Exercise objective: Leaving out every picture, quote the data below exactly as it appears.

Dataset entries:
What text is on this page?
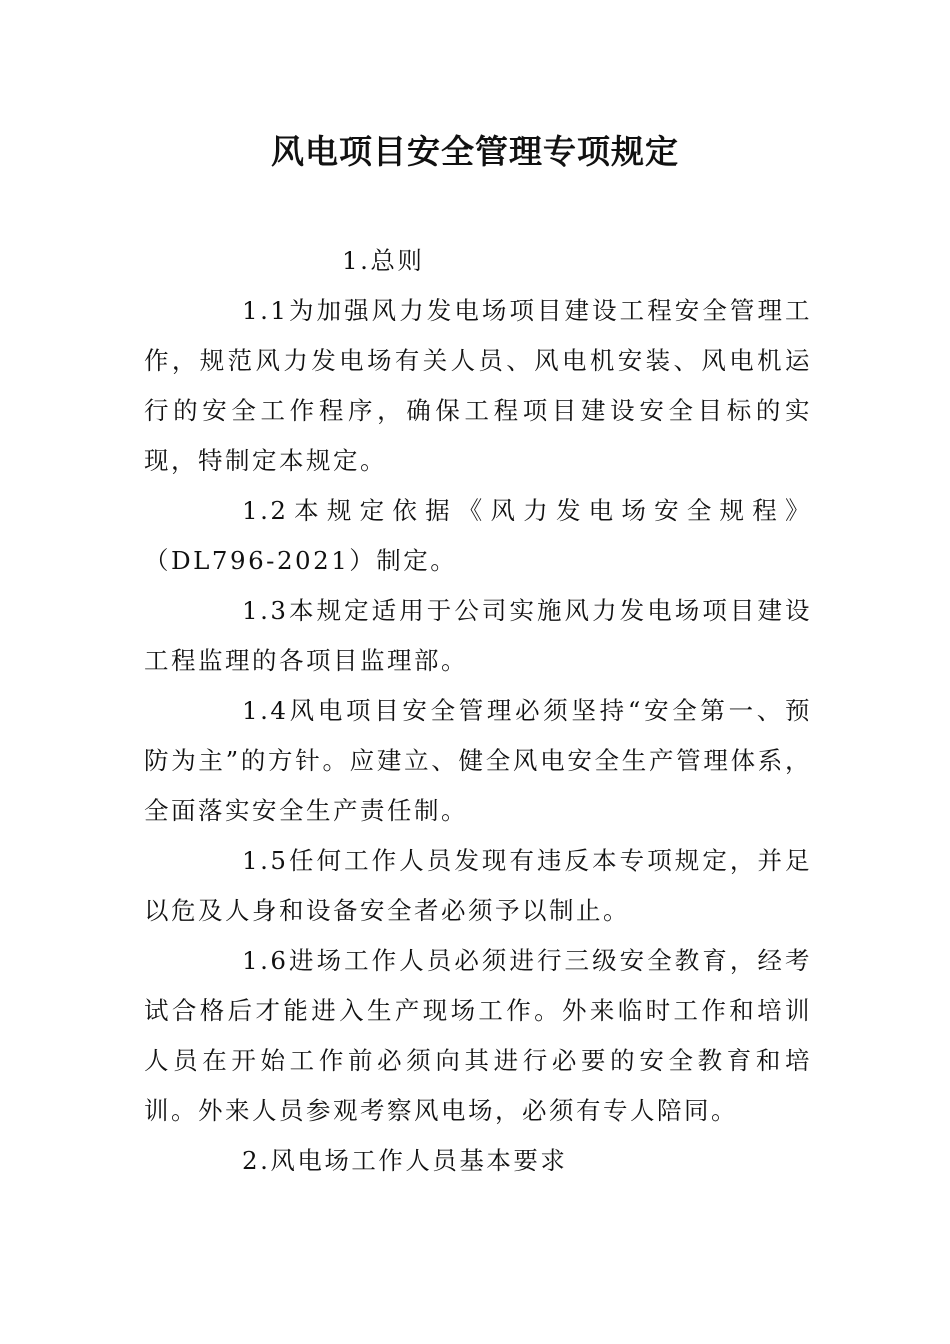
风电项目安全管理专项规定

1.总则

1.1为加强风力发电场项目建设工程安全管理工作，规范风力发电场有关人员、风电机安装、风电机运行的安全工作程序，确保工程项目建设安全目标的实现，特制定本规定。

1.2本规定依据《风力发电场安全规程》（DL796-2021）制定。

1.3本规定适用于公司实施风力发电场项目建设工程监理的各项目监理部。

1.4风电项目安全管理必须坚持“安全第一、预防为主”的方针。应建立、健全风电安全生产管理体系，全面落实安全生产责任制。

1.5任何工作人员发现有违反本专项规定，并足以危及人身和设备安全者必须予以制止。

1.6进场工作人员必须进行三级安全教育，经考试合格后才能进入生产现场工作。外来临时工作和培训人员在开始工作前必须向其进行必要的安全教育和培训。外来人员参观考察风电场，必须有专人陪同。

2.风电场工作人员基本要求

Output below:
What text is on this page?
风电项目安全管理专项规定

1.总则

1.1为加强风力发电场项目建设工程安全管理工作，规范风力发电场有关人员、风电机安装、风电机运行的安全工作程序，确保工程项目建设安全目标的实现，特制定本规定。

1.2本规定依据《风力发电场安全规程》（DL796-2021）制定。

1.3本规定适用于公司实施风力发电场项目建设工程监理的各项目监理部。

1.4风电项目安全管理必须坚持“安全第一、预防为主”的方针。应建立、健全风电安全生产管理体系，全面落实安全生产责任制。

1.5任何工作人员发现有违反本专项规定，并足以危及人身和设备安全者必须予以制止。

1.6进场工作人员必须进行三级安全教育，经考试合格后才能进入生产现场工作。外来临时工作和培训人员在开始工作前必须向其进行必要的安全教育和培训。外来人员参观考察风电场，必须有专人陪同。

2.风电场工作人员基本要求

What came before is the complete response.